GIVEN EXERCISE:
Scan the listing below. Report each line that includes "sellos".

INFORMATION GIVEN:
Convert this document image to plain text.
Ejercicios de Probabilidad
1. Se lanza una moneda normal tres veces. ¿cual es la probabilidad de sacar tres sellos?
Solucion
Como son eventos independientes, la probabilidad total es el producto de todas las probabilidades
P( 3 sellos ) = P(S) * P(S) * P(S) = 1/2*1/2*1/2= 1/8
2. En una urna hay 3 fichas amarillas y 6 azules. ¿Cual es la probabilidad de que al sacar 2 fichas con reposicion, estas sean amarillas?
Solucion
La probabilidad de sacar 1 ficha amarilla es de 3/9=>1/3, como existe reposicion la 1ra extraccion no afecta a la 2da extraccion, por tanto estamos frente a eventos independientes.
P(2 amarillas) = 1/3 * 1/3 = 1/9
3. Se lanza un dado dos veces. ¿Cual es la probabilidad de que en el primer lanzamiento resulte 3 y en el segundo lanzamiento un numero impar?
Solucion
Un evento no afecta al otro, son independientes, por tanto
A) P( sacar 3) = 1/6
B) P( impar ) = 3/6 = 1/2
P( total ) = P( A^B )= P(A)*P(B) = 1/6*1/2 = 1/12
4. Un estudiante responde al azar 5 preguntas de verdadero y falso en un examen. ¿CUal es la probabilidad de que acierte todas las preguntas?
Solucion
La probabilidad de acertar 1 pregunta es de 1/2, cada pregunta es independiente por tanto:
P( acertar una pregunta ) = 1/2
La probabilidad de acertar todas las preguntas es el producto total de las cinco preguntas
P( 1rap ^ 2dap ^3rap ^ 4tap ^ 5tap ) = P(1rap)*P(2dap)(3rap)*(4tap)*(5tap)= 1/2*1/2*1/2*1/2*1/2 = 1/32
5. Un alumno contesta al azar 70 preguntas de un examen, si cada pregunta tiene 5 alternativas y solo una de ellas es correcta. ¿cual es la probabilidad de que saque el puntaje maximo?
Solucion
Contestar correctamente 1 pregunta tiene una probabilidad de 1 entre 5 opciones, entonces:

ANSWER TO THE TASK:
1. Se lanza una moneda normal tres veces. ¿cual es la probabilidad de sacar tres sellos?
P( 3 sellos ) = P(S) * P(S) * P(S) = 1/2*1/2*1/2= 1/8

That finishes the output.